• Stated task A
Copy the records below verbatim, everything from the start of the records down to the line containing "category-label: 果物の新しい健康効果: [206, 444, 321, 458]", with both ends included.

• Source
I recently wrote a piece providing an overview of my portfolio. When tallying up the numbers for the piece and breaking down my overall holdings, I realized something. I don’t often take a step back and look at my holdings as a whole because I’m typically so concerned with my watch list. Generally speaking, I knew that I’ve done well in the markets, so I expected the vast majority of my holdings to show solid gains. That ended up being true. 47 of my 60 holdings were positive. This means that ~78.3% of my current holdings were positive. Their average percentage gain was 39.15%. And, this doesn’t include the profits that I’ve taken in the past. So, all in all, this was pretty good. But, this piece isn’t about the wins, but instead the losses. When I took a deeper look at my negative holdings, I realized a couple of things that highlighted the beauty of the dividend growth strategy.
Learning From Mistakes
Ultimately, I imagine that all readers here at Seeking Alpha are looking for two things: either education (which includes inspiration) and/or entertainment. Hopefully, this piece provides both.
Simply put, if we’re not learning from our mistakes, what are we doing? That’s what life is all about. I’ve said it before and I’m sure I’ll say it again, but we’re all human beings, which means we’re all flawed individuals. The market itself is fueled by these flaws, namely by the way of fear and/or greed.
But, just because we’re imperfect doesn’t mean we shouldn’t strive to be better. A defeatist attitude will result in only one thing: defeat. So, after putting together my portfolio overview spreadsheet, instead of bolstering my ego by looking at some of my biggest winners, I decided to focus in on my losers to see whether or not I made mistakes that could be avoided in the future, hoping to find ways to augment my returns moving forward.
Here are the 13 stocks that I currently had negative unrealized capital losses on 8/19/19 (since then, I know that Lowe's (LOW) has rallied and is now positive, but I suppose there is a chance that something else has fallen, so I’ll stick with my weekend results).
|Company name||Ticker||Cost basis||Gain/loss%||Portfolio Weighting|
|Bristol Myers Squibb||BMY||$48.38||-2.90%||2.43%|
|Sabra Health Care||SBRA||$27.18||-20.70%||0.06%|
Looking For A Pattern
At first glance, the list doesn’t appear to have many things in common. I’m looking at stocks from a variety of different industries and sectors. I’m looking at low yielders, high yielders, and no yielders. I’m looking at growth stocks and stodgy, income-oriented names. There are domestic-focused names and highly diversified, multi-national operations. There are large cap, medium cap, and small caps. In short, my losers are all over the place.
I actually think this is a good thing. The market is inherently unpredictable and there is bound to be variance in any stock evaluation/selection system. Sure, I’d love to be batting 1.000, but at the end of the day, .783 is a pretty good average. And, as I said above, I know that my average is higher than that because I’ve taken a lot of profits in the past (and I rarely lock in losses), meaning that overall, my success rate has been in the 90%+ range.
Certainly, the broader market’s bullish momentum over the last decade or so has helped with this. Some say that a monkey throwing darts at a wall could make money during bull markets and while I don’t think that’s the best way to go about investing, I’m also not going to disagree with the premise. Regardless, the fact is, I’m not right 100% of the time, yet I don’t want to blindly accept the fact that I’m bound to make mistakes. While it's true that I always will, I was sure that there was a helpful trend to spot. There had to be an answer to find; a way to improve.

• Collected data entries
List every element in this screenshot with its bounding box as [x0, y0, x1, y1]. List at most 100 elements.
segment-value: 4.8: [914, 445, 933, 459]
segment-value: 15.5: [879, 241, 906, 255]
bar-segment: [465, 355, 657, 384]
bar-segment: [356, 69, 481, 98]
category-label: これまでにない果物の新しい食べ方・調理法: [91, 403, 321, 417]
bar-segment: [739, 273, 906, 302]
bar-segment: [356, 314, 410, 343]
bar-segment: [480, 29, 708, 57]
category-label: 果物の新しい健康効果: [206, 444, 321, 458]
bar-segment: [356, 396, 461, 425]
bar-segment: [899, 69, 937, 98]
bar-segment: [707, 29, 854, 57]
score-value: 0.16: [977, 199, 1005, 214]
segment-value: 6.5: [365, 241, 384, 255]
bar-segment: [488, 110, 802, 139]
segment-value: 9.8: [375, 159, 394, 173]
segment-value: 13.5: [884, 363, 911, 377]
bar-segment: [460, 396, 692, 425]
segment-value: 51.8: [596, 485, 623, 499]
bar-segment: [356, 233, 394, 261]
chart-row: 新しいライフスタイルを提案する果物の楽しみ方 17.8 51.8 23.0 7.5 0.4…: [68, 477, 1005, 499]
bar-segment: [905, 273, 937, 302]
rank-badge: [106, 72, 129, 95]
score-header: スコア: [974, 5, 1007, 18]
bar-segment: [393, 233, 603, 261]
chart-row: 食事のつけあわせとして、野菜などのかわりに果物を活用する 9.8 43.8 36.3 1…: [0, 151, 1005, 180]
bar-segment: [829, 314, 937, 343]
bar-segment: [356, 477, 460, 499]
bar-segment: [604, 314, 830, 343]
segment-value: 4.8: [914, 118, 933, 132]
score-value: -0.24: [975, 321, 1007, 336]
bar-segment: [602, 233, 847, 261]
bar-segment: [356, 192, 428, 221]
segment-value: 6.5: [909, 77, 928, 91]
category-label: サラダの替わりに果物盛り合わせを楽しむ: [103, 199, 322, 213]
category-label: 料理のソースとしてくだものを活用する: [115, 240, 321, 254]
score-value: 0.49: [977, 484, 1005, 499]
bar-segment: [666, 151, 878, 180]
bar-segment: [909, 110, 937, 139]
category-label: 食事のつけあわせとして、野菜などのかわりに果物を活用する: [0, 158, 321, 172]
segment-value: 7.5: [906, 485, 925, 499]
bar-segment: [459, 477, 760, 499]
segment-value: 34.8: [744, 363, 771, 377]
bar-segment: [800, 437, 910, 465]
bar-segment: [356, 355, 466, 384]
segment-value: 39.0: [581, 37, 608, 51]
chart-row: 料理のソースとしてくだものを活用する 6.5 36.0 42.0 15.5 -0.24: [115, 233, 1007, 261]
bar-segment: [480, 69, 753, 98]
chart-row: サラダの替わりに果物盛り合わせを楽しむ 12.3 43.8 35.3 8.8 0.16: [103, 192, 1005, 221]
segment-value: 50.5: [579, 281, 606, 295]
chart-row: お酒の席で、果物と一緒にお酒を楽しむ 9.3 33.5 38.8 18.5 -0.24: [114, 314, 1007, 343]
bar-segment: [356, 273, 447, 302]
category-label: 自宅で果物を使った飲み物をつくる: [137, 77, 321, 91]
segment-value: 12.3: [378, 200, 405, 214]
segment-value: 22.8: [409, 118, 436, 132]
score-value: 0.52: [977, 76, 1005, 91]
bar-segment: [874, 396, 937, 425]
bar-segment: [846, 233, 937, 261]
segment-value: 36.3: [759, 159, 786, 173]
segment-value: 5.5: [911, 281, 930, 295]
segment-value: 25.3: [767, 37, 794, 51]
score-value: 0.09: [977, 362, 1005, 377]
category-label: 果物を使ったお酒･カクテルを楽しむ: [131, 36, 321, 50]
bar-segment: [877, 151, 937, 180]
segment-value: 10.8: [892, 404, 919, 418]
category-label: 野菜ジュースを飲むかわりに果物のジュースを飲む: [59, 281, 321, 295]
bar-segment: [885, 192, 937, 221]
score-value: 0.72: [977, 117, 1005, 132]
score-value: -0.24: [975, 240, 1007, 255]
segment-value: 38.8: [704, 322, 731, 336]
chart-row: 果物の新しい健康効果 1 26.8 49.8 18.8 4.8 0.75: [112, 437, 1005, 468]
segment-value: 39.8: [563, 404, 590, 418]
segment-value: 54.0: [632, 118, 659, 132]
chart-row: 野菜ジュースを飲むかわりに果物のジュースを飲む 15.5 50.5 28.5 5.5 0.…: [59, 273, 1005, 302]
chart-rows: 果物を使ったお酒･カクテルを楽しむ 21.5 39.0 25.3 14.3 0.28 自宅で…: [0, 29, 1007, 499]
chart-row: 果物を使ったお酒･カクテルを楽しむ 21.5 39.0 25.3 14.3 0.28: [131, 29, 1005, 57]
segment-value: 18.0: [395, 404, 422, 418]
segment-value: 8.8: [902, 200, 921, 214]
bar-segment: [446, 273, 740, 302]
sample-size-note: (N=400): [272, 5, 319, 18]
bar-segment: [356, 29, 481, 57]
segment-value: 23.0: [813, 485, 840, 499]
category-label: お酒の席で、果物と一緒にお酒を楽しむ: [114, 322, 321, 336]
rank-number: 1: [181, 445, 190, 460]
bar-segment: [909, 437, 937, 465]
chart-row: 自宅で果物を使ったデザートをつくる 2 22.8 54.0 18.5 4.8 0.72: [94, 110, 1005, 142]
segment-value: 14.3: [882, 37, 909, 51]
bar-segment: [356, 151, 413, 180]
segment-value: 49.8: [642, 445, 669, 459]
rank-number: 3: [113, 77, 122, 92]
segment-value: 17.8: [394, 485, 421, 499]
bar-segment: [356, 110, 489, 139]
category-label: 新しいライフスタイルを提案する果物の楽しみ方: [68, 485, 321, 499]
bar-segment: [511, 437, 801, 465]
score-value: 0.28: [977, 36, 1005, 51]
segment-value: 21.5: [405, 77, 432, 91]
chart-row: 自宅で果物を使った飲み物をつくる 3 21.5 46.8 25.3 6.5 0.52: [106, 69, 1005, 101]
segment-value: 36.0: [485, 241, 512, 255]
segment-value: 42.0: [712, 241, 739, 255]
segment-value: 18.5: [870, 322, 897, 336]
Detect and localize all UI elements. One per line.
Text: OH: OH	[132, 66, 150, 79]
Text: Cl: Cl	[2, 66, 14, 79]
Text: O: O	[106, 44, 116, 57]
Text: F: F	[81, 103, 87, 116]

• Stated task B
In the portfolio article, what was the average percentage gain of the positive holdings?

• Task solution A
List every element in this screenshot with its bounding box as [x0, y0, x1, y1]. List at most 100 elements.
segment-value: 4.8: [914, 445, 933, 459]
segment-value: 15.5: [879, 241, 906, 255]
bar-segment: [465, 355, 657, 384]
bar-segment: [356, 69, 481, 98]
category-label: これまでにない果物の新しい食べ方・調理法: [91, 403, 321, 417]
bar-segment: [739, 273, 906, 302]
bar-segment: [356, 314, 410, 343]
bar-segment: [480, 29, 708, 57]
category-label: 果物の新しい健康効果: [206, 444, 321, 458]

• Task solution B
39.15%